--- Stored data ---
----------------
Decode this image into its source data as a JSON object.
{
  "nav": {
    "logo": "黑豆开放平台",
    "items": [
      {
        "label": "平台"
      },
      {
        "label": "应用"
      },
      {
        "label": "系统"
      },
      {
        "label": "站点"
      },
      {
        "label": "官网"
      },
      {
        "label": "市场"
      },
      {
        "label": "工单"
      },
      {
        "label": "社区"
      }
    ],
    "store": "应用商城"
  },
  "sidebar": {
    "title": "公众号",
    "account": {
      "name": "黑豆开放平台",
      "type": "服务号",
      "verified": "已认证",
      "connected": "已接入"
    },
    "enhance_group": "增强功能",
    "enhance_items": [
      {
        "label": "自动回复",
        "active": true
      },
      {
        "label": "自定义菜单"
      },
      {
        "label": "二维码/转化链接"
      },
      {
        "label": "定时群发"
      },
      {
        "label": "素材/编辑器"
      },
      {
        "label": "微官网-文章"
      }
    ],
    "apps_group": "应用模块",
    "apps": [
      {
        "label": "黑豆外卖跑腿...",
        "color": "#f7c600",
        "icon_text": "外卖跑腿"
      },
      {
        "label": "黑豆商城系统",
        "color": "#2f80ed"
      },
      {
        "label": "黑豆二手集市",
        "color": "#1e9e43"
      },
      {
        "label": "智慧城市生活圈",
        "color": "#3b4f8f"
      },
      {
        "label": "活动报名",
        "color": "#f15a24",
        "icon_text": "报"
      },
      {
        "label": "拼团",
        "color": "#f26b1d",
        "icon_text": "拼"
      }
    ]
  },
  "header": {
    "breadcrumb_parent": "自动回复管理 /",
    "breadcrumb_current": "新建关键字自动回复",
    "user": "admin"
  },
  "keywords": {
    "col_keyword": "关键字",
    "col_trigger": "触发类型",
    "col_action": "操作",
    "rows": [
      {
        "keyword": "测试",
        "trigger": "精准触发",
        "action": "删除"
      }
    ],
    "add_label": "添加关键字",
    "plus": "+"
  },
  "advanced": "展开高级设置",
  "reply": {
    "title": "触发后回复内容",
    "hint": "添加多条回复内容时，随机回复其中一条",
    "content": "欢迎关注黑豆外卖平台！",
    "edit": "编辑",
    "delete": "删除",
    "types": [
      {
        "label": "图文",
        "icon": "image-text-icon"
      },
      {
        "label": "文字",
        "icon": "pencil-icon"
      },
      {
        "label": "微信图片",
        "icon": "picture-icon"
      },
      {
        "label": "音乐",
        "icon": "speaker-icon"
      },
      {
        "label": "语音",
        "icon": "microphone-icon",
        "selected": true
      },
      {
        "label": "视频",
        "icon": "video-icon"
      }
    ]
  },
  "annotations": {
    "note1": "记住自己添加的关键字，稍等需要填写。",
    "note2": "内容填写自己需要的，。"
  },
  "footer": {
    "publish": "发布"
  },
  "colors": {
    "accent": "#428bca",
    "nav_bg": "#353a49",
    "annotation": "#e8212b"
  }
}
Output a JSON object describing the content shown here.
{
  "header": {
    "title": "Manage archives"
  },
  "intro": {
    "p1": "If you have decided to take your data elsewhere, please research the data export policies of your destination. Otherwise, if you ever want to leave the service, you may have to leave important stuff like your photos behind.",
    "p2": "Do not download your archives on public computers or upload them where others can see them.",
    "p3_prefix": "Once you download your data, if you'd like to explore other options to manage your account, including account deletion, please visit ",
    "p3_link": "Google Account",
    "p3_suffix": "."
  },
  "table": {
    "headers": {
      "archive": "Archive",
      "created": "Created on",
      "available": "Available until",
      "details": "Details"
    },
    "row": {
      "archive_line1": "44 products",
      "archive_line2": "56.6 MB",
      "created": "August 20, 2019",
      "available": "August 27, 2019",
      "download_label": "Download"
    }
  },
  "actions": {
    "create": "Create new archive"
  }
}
----------------
--- YOUR GOAL ---
Find the word "image" in the entries, and copy every line it shows up in.

--- WRITTEN RESPONSE ---
Decode this image into its source data as a JSON object.
        "icon": "image-text-icon"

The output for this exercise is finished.